- Data rows -

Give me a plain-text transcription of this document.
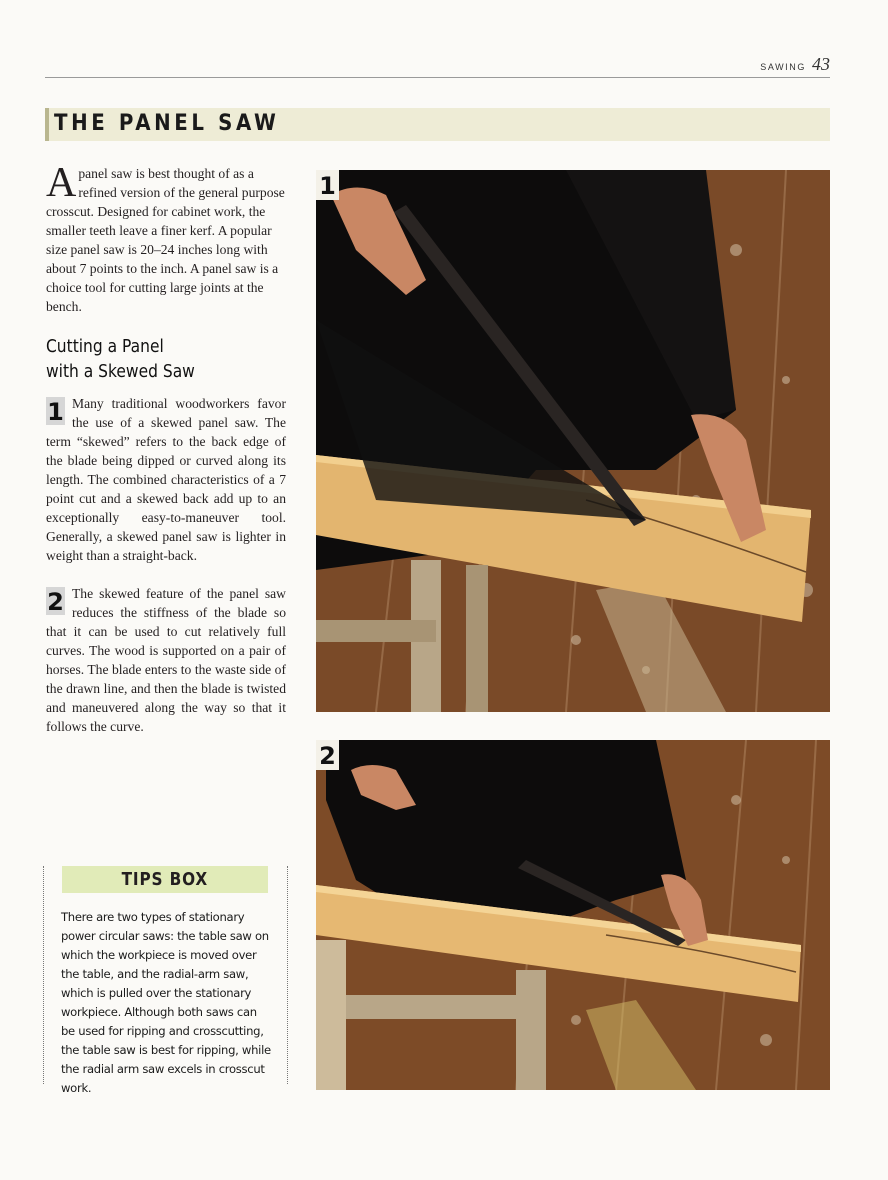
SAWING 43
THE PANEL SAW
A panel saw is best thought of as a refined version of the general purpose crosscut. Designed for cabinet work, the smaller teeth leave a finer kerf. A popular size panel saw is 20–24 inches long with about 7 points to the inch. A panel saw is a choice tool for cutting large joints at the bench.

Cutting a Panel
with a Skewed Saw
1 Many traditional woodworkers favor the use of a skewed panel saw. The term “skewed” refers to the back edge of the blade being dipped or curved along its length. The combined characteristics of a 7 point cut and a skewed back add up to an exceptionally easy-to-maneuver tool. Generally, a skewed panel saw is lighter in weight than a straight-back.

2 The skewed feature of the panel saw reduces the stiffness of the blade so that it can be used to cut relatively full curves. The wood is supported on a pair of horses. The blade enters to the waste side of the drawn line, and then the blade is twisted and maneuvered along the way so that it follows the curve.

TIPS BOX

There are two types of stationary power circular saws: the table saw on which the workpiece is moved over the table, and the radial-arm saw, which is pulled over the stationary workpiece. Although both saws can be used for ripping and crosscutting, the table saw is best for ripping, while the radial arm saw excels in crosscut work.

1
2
---
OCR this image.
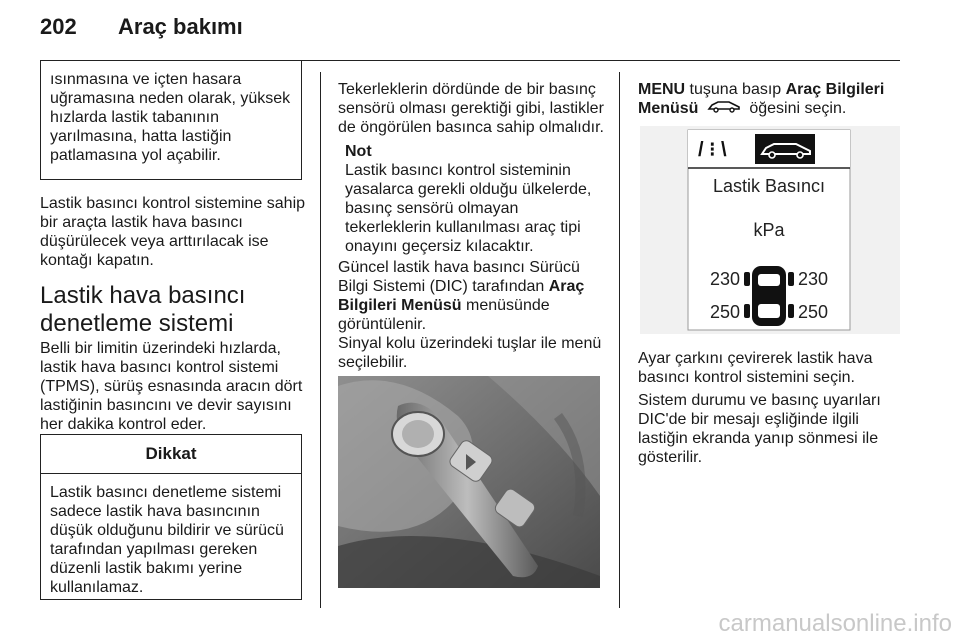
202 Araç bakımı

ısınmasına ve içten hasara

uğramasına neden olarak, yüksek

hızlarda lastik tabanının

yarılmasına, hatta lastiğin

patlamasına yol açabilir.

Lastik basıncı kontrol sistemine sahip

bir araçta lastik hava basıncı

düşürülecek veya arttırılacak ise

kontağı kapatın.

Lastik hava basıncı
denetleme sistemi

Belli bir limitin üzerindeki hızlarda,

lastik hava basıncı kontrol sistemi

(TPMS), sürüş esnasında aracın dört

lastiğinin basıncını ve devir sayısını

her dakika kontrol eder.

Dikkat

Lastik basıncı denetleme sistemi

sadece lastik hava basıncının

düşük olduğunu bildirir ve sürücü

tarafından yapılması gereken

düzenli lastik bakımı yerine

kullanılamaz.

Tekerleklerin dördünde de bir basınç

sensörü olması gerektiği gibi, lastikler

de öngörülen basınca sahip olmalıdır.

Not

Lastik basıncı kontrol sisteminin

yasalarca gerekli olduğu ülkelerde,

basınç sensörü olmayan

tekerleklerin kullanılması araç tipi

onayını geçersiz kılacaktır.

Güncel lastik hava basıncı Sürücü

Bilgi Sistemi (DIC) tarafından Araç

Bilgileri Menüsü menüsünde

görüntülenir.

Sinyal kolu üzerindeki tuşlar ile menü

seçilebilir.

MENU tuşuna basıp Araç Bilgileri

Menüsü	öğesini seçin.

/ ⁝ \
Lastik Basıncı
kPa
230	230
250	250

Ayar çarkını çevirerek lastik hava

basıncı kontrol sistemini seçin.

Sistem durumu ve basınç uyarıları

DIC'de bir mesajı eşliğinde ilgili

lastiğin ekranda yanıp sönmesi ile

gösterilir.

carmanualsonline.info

- Task to carry out -
Find each line in the records holding the string "used" and show it.

- The reply -
2 The skewed feature of the panel saw reduces the stiffness of the blade so that it can be used to cut relatively full curves. The wood is supported on a pair of horses. The blade enters to the waste side of the drawn line, and then the blade is twisted and maneuvered along the way so that it follows the curve.
There are two types of stationary power circular saws: the table saw on which the workpiece is moved over the table, and the radial-arm saw, which is pulled over the stationary workpiece. Although both saws can be used for ripping and crosscutting, the table saw is best for ripping, while the radial arm saw excels in crosscut work.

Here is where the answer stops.